▶ [Exercise description] Your answer should be a single number: the count of lines holding the word "даярлау".

(Collected data entries)
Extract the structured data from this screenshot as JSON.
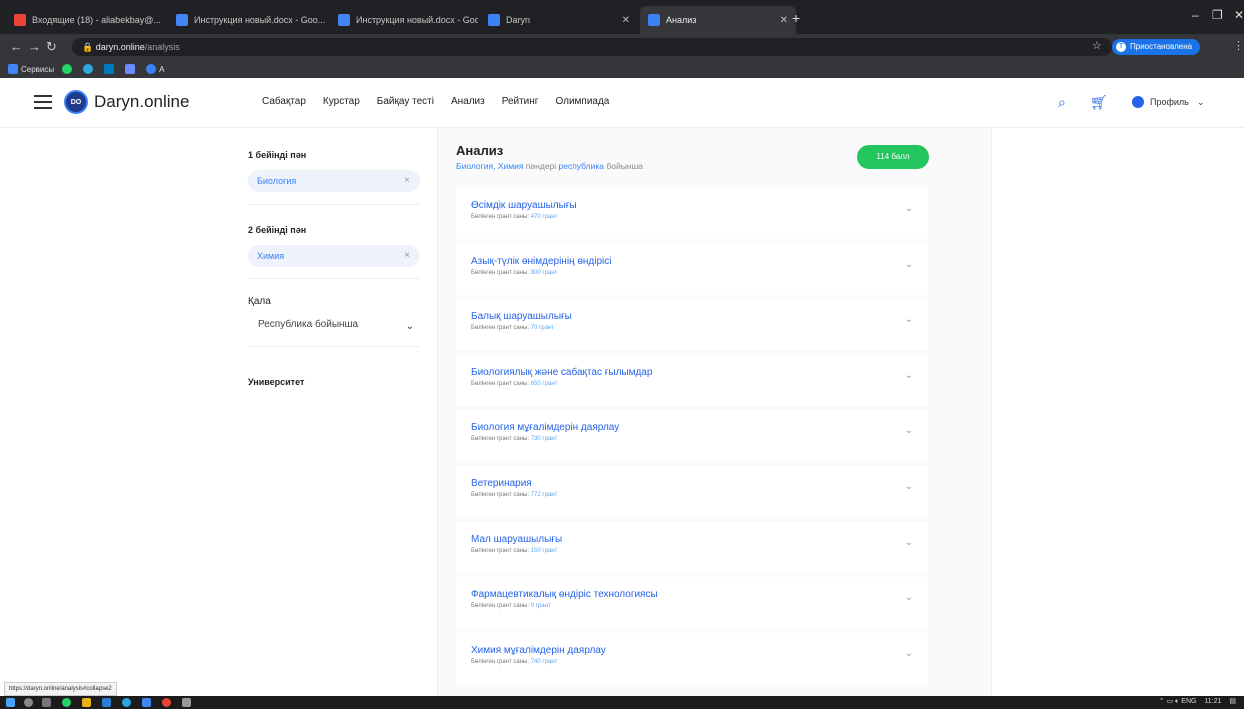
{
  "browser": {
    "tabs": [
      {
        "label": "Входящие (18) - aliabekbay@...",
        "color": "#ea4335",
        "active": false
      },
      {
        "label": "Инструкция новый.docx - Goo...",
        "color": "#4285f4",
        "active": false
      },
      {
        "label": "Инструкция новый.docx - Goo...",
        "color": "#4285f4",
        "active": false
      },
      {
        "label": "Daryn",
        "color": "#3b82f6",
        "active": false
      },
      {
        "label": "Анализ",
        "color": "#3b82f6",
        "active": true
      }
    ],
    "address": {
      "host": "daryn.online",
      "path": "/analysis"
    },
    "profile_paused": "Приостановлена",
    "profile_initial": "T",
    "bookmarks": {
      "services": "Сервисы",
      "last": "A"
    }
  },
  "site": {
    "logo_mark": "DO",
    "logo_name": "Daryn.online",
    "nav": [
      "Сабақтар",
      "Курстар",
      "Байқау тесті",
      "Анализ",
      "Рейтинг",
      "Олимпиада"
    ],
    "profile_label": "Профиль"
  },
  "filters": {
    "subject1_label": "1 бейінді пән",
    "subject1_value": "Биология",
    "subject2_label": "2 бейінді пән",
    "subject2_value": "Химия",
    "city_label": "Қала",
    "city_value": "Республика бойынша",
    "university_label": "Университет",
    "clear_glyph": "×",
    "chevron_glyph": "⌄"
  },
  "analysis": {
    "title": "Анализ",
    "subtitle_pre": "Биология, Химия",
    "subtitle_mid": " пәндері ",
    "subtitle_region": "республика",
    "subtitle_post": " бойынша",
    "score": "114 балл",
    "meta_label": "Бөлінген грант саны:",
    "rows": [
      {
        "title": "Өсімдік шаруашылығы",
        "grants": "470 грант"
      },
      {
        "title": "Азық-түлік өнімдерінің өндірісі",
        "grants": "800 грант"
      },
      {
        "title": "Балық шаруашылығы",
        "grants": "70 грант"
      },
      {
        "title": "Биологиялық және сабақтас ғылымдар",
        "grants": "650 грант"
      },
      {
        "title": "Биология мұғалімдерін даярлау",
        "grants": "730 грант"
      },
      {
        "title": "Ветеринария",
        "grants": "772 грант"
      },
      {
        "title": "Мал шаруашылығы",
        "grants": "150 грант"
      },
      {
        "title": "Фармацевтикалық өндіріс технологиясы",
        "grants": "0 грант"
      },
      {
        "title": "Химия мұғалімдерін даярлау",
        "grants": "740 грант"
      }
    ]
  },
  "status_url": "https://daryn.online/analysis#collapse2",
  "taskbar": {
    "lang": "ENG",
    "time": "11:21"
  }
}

▶ [Answer to this exercise] 2